◆ Supplied text
Segment Open
The patient was a 74-year-old woman with a history of scleroderma. At age 61, she developed bilateral wrist pain and Raynaud’s phenomenon. The laboratory test was positive for anti-centromere antibodies, leading to a diagnosis of localized scleroderma. Oral steroid therapy was initiated and subsequently tapered and discontinued at age 72. At age 72, her chest CT revealed nodular lung lesions, and a transbronchial lung biopsy confirmed sarcoidosis. She also developed uveitis and nodular erythema, consistent with systemic sarcoidosis. At that time, her serum creatinine (Cr) was 0.8 mg/dL.
At 74 years of age, she was asymptomatic but had an elevated serum Cr level of 1.75 mg/dL and was referred to our hospital. Physical examination revealed no edema and other notable findings. Laboratory data showed: blood urea nitrogen 15 mg/dL, Cr 1.38 mg/dL, total protein 7.1 g/dL, and albumin 3.9 g/dL. Urinalysis showed 24-hour urine protein 0.16 g/day, red blood cell <1/high-power field (HPF), white cell 5–9/HPF, and urinary N-acetyl-β-D-glucosaminidase 21.2 U/L. A kidney biopsy was performed to investigate the cause of kidney dysfunction.
Her kidney biopsy demonstrated granulomatous and interstitial nephritis. The granulomas were noncaseating and contained multinucleated giant cells surrounding laminated calcifications (Schaumann bodies), consistent with renal sarcoidosis (Figure a). In addition, electron microscopy revealed numerous membrane-bound vacuoles within proximal tubular cells (Figure b), suggestive of LyN. On light microscopy, proximal tubular epithelial cells contained patchy, round, eosinophilic protein droplets on hematoxylin and eosin staining. These droplets were positive with periodic acid–Schiff staining (Figure c) and were positive with lysozyme (Figure d). Additional blood testing revealed an elevated serum lysozyme level of 24.0 μg/mL (reference range: 5.0–10.2 μ g/mL). Collectively, these findings suggested the diagnosis of LyN.
LyN is typically associated with CMML but has rarely been reported in sarcoidosis.Lysozyme is a type of enzyme. As it is small in size, it freely passes through the glomerular filtration barrier and is reabsorbed by proximal tubular cells. Excessive amounts of lysozyme can lead to tubular injury and LyN.
Although CMML is a well-known cause of lysozyme overproduction, elevated lysozyme levels are also seen in sarcoidosis, tuberculosis, and inflammatory bowel disease. A previous report indicated that 76% of LyN cases were associated with CMML, whereas 3% were associated with sarcoidosis, and serum lysozyme levels were elevated in all cases. This case also showed elevated serum lysozyme levels and fulfilled the pathological features of LyN.
Schaumann bodies can be seen in granulomatous diseases, particularly sarcoidosis. Although only a few reports describe them in renal sarcoidosis, this case presented Schaumann body in the kidney.
This case highlights that renal sarcoidosis may also present with the Schaumann bodies and can develop LyN.
Segment Closed
◆ Records shown
Segment Open
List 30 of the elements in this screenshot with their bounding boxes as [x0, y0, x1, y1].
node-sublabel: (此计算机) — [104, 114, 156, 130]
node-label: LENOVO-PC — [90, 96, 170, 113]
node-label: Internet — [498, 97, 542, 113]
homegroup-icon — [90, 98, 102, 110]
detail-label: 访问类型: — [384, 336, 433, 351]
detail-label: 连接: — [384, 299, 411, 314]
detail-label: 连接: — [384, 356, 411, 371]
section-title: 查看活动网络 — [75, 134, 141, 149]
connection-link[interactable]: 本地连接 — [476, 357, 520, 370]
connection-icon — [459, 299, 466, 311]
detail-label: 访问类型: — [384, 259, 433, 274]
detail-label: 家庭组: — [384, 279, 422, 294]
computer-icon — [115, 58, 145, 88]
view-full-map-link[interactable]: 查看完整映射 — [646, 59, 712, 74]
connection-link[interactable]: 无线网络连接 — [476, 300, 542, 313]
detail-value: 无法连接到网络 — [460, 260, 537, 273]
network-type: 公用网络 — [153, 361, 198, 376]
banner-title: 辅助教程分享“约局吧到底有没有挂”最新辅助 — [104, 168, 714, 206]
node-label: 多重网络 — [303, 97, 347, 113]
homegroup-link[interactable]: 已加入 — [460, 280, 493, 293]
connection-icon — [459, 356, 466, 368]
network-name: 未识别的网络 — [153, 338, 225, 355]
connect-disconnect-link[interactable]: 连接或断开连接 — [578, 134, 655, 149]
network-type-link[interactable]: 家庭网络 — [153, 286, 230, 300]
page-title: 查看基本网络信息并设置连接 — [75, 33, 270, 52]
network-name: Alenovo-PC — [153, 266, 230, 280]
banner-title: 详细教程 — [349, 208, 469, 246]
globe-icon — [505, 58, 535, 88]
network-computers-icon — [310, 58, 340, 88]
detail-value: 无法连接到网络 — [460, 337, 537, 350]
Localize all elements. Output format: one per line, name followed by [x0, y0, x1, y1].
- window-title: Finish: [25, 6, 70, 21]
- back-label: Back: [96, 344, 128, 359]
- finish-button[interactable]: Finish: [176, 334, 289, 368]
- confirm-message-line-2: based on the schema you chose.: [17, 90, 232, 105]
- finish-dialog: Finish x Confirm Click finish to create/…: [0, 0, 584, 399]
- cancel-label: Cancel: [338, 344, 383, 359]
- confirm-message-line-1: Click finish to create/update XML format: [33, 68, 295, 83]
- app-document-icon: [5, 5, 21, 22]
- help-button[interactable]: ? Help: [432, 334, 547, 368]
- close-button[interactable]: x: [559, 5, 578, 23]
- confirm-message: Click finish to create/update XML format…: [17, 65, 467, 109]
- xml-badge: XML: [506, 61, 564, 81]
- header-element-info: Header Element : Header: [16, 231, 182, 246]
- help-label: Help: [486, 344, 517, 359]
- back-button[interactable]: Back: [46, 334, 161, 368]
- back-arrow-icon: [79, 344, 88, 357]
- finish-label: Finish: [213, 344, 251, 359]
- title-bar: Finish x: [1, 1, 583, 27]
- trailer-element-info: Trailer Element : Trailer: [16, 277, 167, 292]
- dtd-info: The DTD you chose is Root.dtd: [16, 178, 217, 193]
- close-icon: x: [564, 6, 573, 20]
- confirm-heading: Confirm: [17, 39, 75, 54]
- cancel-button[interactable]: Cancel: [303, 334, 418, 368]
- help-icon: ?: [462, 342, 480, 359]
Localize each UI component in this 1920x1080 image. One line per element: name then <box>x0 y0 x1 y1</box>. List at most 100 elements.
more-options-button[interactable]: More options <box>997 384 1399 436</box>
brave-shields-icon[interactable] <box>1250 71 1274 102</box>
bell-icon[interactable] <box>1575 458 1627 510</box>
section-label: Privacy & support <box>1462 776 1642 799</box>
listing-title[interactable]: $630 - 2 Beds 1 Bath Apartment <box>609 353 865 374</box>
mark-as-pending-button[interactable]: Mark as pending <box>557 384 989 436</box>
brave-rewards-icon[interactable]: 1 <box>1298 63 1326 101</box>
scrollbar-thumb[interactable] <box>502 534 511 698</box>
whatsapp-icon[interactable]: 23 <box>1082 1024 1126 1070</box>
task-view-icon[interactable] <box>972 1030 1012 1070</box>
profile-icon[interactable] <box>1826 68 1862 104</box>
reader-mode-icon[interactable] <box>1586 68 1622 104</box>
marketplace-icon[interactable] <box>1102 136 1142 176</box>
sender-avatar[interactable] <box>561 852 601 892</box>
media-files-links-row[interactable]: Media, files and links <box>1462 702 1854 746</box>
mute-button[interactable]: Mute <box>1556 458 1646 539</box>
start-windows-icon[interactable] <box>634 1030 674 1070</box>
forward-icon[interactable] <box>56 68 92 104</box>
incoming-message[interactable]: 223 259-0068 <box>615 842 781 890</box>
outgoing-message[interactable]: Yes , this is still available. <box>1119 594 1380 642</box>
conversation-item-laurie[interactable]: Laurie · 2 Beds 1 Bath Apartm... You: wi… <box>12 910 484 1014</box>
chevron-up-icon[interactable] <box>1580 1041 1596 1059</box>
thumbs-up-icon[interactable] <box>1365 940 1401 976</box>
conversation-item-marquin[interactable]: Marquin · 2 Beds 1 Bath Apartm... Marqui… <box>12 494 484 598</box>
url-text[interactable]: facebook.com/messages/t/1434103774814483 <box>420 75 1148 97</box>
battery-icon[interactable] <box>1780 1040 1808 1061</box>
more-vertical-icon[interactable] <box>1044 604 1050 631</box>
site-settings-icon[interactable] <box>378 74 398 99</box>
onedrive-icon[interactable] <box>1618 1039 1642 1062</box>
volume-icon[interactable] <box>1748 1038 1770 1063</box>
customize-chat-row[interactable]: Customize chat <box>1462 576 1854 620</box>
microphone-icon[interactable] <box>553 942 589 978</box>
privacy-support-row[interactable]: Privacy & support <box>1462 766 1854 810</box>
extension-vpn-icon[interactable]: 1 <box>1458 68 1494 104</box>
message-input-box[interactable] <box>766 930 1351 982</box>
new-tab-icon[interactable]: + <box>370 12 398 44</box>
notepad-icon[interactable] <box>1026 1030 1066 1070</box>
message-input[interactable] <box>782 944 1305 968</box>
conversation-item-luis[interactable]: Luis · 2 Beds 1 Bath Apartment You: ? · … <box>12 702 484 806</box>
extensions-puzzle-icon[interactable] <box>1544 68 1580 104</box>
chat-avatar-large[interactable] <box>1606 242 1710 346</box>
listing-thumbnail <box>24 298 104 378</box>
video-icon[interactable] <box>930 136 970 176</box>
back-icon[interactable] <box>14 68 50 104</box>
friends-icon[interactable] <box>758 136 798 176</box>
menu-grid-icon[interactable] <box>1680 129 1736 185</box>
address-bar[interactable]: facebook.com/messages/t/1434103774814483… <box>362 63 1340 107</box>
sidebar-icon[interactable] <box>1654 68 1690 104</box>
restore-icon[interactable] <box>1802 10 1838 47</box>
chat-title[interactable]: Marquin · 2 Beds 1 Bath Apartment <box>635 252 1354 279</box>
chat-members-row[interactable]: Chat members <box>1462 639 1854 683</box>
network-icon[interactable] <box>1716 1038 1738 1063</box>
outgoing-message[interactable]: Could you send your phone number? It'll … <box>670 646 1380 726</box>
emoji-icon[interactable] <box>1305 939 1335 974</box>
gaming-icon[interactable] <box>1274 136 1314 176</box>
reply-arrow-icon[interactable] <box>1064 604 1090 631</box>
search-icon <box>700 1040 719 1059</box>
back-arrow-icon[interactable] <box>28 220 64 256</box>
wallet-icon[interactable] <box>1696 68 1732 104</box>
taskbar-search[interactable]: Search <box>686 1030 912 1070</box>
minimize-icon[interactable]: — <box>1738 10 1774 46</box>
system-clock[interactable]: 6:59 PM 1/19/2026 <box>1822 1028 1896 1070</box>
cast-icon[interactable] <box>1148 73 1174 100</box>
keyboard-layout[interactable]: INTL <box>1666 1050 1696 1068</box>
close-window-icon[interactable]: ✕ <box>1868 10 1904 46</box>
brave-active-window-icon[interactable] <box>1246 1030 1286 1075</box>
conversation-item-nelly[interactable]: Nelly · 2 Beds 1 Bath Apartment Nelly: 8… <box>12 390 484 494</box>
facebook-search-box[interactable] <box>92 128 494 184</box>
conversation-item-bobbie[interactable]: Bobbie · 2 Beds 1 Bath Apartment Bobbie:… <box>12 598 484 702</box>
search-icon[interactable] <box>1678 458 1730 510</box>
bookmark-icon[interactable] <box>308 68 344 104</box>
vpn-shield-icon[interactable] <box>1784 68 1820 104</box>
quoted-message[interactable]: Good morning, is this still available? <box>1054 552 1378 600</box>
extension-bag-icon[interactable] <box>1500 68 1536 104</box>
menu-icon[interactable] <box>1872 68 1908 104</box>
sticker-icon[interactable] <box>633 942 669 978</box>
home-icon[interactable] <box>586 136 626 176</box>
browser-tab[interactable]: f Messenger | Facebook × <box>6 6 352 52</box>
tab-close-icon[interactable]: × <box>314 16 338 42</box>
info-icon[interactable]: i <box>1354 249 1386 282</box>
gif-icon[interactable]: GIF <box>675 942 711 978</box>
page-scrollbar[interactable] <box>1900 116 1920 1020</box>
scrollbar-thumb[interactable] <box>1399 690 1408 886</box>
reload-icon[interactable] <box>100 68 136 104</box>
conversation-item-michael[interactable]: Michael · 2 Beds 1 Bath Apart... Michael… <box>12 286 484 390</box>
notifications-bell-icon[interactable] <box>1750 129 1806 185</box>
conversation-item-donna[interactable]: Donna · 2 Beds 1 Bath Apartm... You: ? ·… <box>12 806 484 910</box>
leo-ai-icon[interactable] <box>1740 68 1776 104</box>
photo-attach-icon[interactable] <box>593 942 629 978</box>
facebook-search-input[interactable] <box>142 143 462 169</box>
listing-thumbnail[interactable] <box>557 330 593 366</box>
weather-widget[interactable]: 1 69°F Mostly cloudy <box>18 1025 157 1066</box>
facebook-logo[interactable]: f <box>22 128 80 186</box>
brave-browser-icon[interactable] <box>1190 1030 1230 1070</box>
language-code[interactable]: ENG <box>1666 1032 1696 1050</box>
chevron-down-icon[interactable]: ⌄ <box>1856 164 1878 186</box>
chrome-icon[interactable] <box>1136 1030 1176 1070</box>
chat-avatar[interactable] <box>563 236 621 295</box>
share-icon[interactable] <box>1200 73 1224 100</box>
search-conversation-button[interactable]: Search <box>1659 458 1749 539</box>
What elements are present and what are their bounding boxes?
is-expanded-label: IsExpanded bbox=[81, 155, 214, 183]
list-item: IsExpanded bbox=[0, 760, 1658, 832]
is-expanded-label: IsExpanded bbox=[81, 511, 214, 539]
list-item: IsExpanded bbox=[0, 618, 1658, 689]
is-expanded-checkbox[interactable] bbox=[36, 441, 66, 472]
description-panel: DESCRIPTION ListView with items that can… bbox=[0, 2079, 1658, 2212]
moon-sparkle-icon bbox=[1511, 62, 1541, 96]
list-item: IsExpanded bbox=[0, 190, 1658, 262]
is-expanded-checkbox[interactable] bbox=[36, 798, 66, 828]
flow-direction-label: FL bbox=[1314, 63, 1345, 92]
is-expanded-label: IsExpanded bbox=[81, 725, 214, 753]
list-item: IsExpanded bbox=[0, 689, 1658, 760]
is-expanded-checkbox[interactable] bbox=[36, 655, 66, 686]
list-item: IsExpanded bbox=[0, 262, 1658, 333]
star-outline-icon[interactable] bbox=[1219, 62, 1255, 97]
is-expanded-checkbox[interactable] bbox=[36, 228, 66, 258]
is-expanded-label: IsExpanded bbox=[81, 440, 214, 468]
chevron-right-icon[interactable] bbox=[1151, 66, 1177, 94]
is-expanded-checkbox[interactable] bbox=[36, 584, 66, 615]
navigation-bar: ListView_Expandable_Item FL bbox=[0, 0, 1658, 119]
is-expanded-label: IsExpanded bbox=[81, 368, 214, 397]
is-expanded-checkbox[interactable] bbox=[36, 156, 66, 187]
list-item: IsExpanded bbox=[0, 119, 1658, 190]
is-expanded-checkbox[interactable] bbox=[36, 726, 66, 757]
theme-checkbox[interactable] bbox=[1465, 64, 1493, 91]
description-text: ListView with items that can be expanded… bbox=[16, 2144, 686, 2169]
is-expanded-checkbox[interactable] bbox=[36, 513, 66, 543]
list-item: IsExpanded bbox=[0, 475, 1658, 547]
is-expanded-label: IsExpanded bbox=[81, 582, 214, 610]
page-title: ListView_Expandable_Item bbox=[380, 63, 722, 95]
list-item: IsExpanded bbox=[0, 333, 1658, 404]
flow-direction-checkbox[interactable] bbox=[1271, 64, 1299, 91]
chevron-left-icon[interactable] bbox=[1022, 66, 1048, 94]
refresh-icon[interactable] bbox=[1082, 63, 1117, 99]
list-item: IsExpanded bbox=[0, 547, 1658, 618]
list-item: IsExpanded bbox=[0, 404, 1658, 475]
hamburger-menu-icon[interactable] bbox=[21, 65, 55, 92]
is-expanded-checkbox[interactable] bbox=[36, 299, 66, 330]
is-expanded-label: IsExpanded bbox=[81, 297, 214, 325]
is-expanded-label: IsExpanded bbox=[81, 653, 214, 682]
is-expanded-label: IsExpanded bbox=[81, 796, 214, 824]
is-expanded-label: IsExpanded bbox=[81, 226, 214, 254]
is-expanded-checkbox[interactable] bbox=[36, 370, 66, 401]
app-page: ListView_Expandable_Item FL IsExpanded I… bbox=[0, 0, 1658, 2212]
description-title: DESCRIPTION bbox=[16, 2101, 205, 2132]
Segment Closed
◆ Exercise requirements
**a.** Using the case report, say whether each statement agrees with it, answering yes or no and quoting the deciding words. (i) The granulomas in the kidney biopsy were caseating. (ii) The patient's serum lysozyme level was above the reference range. (iii) Her serum creatinine was 0.8 mg/dL at age 72.
**b.** Copy from the case report everything from "The patient was" down to "was 0.8 mg/dL.".

◆ Solutions to the exercise
**a.**
(i) No: "The granulomas were noncaseating"
(ii) Yes: "an elevated serum lysozyme level of 24.0 μg/mL (reference range: 5.0–10.2 μ g/mL)"
(iii) Yes: "At that time, her serum creatinine (Cr) was 0.8 mg/dL."

**b.**
The patient was a 74-year-old woman with a history of scleroderma. At age 61, she developed bilateral wrist pain and Raynaud’s phenomenon. The laboratory test was positive for anti-centromere antibodies, leading to a diagnosis of localized scleroderma. Oral steroid therapy was initiated and subsequently tapered and discontinued at age 72. At age 72, her chest CT revealed nodular lung lesions, and a transbronchial lung biopsy confirmed sarcoidosis. She also developed uveitis and nodular erythema, consistent with systemic sarcoidosis. At that time, her serum creatinine (Cr) was 0.8 mg/dL.